- **EXERCICE COURT**: Recopiez sans aucune modification le passage du texte sur la variation de vitesse qui va de « Les bénéfices qui » jusqu'à « potable ou usée. ».

Ça fait bien longtemps que la variation de vitesse a été identifiée dans le domaine de l’eau comme un facteur clé de l’efficience énergétique. Pourtant, sur le terrain, les gains restent parfois difficiles à quantifier et ils sont assez variables d’un site à l’autre, parfois même sur des applications comparables. C’est que la mise en œuvre d’une variation de vitesse reste une opération délicate.
Les bénéfices qui peuvent être tirés de la mise en place d’une variation de fréquence sont multiples : des économies d’énergie bien sûr, mais aussi un process optimisé (rendement, réactifs…), usure de l’installation et niveau sonore moindres, des fonctionnalités étendues (ex : télégestion, analyses de consommations), etc.
Voilà pourquoi, cette solution qui permet de contrôler la vitesse de rotation des pompes et autres machines tournantes est fréquemment mise en œuvre dans les stations d’épuration, stations de relevage, usine de production d’eau potable et réseaux d’eau potable ou usée.
Toutefois, chaque cas reste particulier et nécessite un examen approfondi avant d’opter pour cette voie. Plusieurs critères, d’ordres techniques et financiers doivent en effet être pris en compte : durée annuelle de fonctionnement, variation de charge, coûts et tarifs de l’électricité, rendement moteur sur les différentes plages de fonctionnement, caractéristiques du réseau, durée de vie des équipements, dimensionnement des accessoires etc. Une étude poussée du contexte et de l’installation est donc toujours nécessaire pour cerner correctement les besoins.

- **EXTRAITS DE DONNÉES**:

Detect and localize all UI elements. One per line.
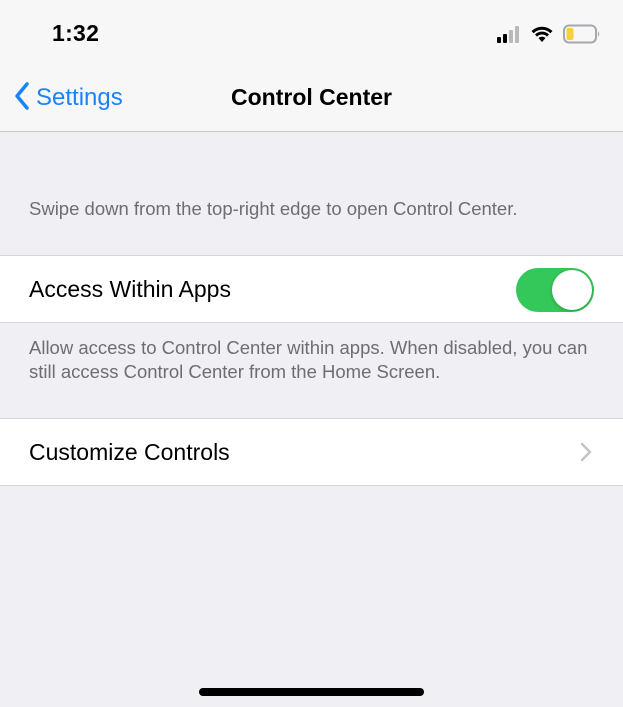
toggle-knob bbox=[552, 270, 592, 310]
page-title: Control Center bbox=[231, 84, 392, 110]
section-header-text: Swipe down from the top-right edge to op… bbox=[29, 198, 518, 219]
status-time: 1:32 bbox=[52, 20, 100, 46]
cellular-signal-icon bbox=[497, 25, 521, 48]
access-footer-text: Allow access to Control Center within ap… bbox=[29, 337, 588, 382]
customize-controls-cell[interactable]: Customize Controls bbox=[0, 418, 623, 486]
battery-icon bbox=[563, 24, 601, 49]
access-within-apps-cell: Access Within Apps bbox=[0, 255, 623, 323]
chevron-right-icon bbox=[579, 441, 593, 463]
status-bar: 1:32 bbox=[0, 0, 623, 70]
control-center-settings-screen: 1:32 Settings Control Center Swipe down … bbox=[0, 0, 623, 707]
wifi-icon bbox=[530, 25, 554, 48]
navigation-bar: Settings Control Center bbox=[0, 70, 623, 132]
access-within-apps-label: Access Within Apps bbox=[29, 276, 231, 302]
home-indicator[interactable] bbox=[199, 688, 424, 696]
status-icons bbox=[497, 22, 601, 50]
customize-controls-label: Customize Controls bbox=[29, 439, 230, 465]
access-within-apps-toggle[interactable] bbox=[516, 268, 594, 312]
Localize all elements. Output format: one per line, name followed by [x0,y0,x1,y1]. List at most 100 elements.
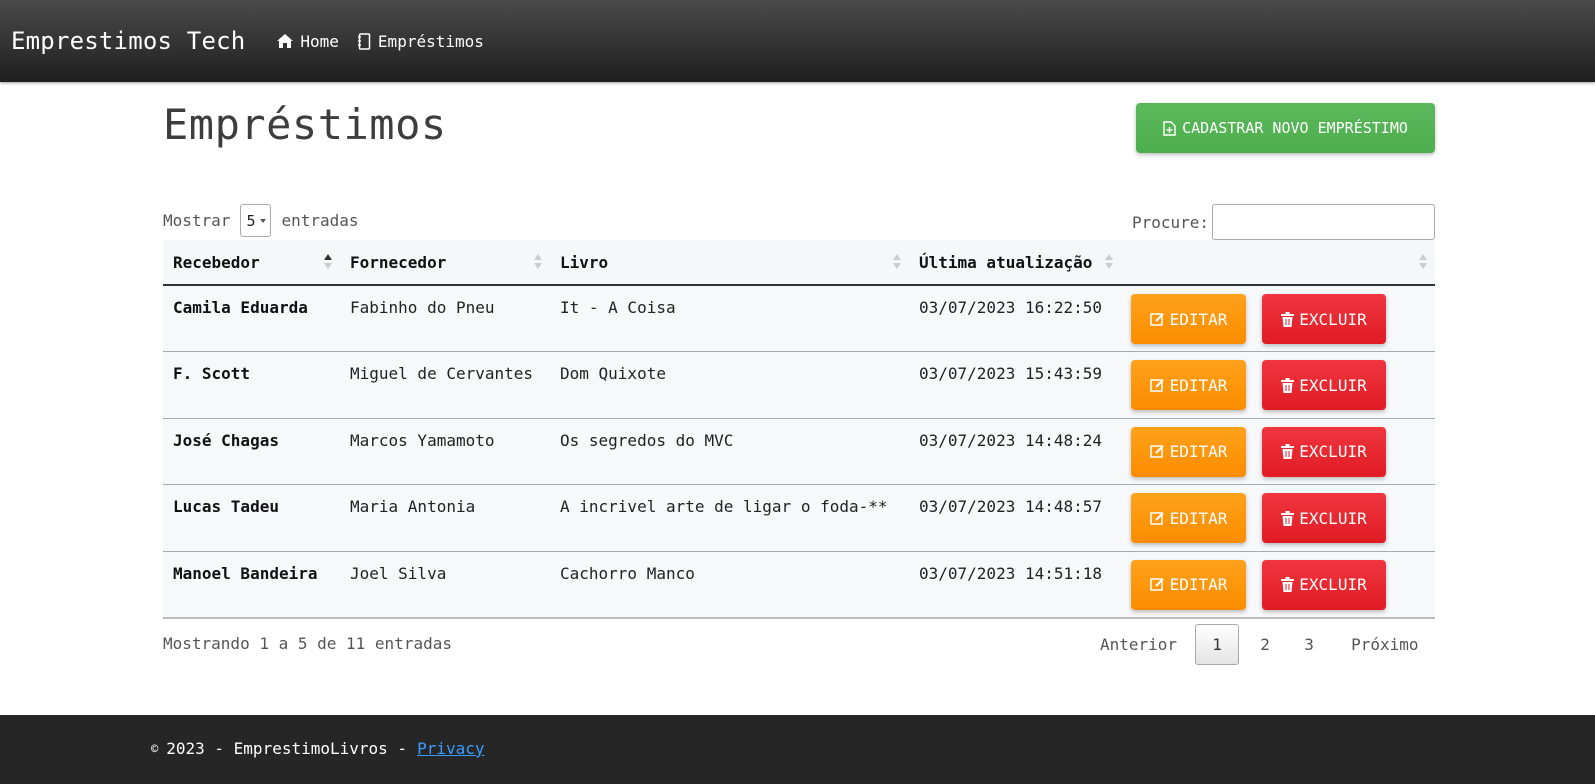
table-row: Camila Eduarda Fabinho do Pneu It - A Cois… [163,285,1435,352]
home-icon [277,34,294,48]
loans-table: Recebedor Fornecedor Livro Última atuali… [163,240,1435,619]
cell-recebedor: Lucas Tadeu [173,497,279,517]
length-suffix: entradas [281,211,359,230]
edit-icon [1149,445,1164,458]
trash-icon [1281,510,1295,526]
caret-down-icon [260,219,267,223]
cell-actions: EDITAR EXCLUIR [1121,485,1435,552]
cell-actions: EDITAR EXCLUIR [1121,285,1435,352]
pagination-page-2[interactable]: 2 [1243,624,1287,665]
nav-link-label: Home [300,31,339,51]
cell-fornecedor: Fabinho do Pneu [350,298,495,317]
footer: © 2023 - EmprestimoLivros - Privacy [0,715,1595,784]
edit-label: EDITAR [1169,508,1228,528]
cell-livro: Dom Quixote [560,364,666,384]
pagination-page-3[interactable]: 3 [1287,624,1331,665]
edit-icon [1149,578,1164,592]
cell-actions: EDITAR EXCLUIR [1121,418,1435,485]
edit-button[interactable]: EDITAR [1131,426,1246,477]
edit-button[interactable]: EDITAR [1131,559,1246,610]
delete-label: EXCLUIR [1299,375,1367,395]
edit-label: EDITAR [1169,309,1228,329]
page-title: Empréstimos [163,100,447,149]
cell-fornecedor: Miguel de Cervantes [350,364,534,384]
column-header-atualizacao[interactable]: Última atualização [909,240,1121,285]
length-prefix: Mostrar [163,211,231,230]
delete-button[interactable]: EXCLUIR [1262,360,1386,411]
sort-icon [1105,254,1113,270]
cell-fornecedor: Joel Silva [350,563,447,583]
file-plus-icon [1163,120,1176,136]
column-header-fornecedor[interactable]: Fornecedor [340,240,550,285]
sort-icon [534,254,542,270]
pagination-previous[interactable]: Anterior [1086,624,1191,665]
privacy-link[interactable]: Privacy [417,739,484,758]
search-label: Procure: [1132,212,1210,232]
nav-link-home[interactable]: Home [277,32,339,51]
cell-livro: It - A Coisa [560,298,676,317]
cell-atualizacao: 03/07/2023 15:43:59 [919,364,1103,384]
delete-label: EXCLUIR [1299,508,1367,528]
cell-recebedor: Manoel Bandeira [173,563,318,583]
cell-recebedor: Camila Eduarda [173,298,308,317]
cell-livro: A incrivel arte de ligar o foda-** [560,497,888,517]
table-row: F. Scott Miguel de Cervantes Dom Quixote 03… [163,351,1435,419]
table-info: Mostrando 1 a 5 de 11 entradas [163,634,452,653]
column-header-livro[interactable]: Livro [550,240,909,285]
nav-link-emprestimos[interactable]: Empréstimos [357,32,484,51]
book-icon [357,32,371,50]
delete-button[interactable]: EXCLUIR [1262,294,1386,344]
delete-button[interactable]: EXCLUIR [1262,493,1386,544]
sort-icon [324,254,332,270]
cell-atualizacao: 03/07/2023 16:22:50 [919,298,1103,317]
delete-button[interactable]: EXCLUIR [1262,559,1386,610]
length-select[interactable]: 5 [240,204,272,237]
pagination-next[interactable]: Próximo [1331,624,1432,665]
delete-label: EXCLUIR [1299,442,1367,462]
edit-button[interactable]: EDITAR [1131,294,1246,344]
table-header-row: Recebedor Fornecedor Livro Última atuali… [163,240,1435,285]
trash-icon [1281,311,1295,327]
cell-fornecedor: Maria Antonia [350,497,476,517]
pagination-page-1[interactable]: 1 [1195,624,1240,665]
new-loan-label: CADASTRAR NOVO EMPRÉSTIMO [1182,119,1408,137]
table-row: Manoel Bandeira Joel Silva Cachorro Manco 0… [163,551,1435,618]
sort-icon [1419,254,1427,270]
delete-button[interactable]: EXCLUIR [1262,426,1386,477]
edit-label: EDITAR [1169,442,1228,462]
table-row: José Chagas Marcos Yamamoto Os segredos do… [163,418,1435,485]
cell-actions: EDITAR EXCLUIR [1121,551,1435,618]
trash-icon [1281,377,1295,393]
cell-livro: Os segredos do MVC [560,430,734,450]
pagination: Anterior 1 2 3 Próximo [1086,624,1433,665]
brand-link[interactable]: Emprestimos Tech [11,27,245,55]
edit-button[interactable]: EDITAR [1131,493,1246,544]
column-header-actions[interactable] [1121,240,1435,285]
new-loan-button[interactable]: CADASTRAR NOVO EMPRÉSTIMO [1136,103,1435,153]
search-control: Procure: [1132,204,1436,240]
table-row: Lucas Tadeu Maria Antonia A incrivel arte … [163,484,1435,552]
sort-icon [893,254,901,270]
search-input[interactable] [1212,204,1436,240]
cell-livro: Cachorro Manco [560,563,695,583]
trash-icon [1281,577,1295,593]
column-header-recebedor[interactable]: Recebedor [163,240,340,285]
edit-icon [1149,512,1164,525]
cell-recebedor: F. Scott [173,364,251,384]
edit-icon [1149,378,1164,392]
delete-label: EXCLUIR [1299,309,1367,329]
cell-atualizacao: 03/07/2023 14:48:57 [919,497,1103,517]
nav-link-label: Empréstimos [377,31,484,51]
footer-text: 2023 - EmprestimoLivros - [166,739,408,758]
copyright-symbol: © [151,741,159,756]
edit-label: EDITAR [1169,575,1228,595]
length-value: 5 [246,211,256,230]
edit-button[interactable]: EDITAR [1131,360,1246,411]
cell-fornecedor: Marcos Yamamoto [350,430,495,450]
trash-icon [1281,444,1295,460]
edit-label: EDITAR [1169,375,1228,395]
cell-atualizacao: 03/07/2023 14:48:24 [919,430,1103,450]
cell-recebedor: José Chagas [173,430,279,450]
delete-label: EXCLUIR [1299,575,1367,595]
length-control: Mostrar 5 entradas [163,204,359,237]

...

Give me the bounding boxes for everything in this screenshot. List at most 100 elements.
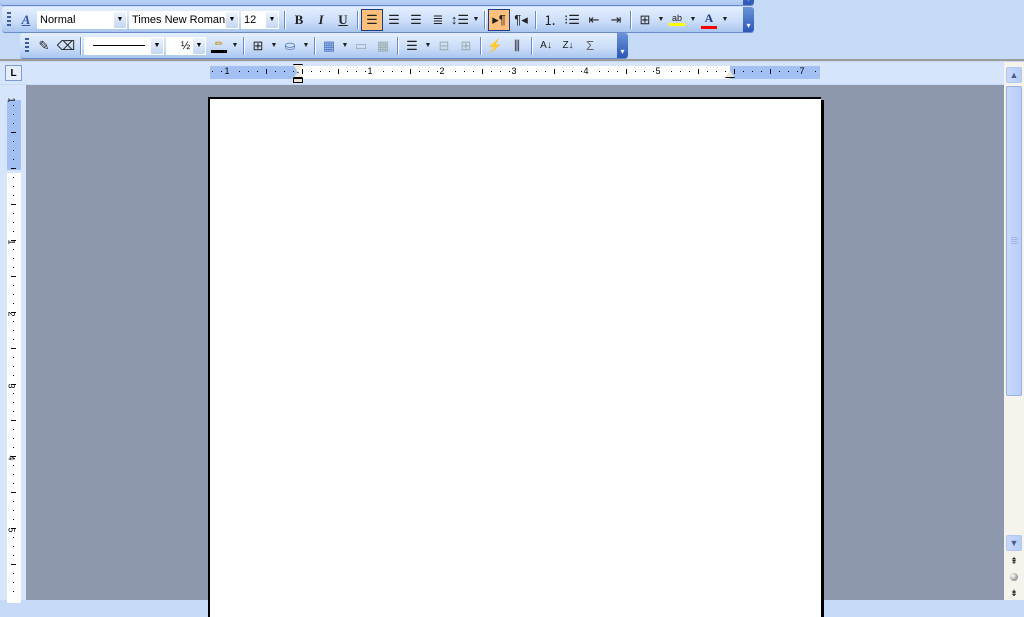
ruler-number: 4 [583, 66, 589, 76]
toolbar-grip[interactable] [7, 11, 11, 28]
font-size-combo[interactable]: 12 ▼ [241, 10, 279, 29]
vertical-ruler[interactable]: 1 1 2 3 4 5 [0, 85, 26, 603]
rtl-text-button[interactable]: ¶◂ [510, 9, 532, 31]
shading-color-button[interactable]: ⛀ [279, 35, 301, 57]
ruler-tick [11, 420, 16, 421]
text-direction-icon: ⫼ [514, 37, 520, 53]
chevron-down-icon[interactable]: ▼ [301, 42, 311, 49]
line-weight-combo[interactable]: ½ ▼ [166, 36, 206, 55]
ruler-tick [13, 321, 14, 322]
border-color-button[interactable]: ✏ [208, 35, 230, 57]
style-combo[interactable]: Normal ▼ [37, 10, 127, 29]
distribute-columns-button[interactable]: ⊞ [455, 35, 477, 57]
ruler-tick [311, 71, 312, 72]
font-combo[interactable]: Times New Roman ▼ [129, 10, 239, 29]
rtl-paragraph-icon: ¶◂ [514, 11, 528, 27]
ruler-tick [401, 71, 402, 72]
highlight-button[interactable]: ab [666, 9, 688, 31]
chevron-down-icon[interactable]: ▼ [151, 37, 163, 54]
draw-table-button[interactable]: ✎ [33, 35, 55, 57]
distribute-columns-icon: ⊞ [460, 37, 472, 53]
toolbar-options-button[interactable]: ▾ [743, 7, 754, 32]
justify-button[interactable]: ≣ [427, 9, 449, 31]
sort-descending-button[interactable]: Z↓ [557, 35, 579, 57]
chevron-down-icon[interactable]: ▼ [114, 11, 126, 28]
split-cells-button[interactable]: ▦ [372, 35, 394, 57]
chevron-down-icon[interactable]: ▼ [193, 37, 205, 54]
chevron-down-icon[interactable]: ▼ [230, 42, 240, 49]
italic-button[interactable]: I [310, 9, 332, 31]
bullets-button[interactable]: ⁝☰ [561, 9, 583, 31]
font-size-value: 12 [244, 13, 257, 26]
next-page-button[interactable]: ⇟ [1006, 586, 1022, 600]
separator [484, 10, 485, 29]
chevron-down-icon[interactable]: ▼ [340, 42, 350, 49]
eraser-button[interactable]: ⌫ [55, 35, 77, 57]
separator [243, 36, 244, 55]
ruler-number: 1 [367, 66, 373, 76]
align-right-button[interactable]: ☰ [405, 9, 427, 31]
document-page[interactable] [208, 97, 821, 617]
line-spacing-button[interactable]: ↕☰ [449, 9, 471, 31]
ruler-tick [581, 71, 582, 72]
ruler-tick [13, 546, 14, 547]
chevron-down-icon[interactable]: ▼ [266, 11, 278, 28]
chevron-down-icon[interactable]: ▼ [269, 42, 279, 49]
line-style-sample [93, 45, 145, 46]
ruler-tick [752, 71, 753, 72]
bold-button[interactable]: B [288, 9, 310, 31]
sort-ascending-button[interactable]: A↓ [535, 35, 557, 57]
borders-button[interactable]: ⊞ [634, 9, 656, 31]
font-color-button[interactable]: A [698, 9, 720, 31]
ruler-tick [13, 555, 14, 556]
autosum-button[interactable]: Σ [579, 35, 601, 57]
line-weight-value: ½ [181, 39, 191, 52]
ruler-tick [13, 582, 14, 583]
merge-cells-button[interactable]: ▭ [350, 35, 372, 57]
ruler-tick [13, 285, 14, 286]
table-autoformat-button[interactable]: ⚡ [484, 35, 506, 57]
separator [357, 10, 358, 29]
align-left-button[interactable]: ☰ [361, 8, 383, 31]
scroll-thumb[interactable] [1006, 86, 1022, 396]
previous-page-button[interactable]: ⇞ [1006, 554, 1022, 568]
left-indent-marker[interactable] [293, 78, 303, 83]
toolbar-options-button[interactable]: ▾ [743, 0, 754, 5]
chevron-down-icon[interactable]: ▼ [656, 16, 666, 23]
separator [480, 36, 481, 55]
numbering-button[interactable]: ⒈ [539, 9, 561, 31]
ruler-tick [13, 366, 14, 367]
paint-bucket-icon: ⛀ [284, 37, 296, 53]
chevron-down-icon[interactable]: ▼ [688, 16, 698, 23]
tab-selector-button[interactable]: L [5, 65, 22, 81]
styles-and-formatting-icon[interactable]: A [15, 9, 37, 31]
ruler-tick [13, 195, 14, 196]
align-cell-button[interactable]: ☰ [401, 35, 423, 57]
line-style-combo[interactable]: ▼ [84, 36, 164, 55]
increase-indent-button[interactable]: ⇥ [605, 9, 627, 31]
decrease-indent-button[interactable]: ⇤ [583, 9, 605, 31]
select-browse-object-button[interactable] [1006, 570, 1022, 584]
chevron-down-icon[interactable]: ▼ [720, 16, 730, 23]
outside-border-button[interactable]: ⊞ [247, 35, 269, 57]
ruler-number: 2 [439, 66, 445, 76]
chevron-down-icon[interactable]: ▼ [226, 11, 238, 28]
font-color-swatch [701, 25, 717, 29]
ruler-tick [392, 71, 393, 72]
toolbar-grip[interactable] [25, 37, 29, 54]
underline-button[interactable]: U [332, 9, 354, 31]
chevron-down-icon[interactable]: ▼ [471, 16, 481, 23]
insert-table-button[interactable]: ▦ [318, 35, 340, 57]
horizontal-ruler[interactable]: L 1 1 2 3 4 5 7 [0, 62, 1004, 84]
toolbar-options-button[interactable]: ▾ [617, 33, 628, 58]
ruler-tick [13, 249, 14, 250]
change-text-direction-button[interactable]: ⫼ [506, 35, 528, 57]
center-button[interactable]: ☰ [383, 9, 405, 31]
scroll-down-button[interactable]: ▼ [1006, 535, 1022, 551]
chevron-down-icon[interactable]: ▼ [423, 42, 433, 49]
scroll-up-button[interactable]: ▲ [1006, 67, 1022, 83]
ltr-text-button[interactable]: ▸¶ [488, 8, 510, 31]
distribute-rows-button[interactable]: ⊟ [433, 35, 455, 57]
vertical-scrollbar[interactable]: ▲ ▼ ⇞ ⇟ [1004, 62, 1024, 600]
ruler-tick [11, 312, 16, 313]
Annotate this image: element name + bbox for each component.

- **RÉPONSE**:
Les bénéfices qui peuvent être tirés de la mise en place d’une variation de fréquence sont multiples : des économies d’énergie bien sûr, mais aussi un process optimisé (rendement, réactifs…), usure de l’installation et niveau sonore moindres, des fonctionnalités étendues (ex : télégestion, analyses de consommations), etc.
Voilà pourquoi, cette solution qui permet de contrôler la vitesse de rotation des pompes et autres machines tournantes est fréquemment mise en œuvre dans les stations d’épuration, stations de relevage, usine de production d’eau potable et réseaux d’eau potable ou usée.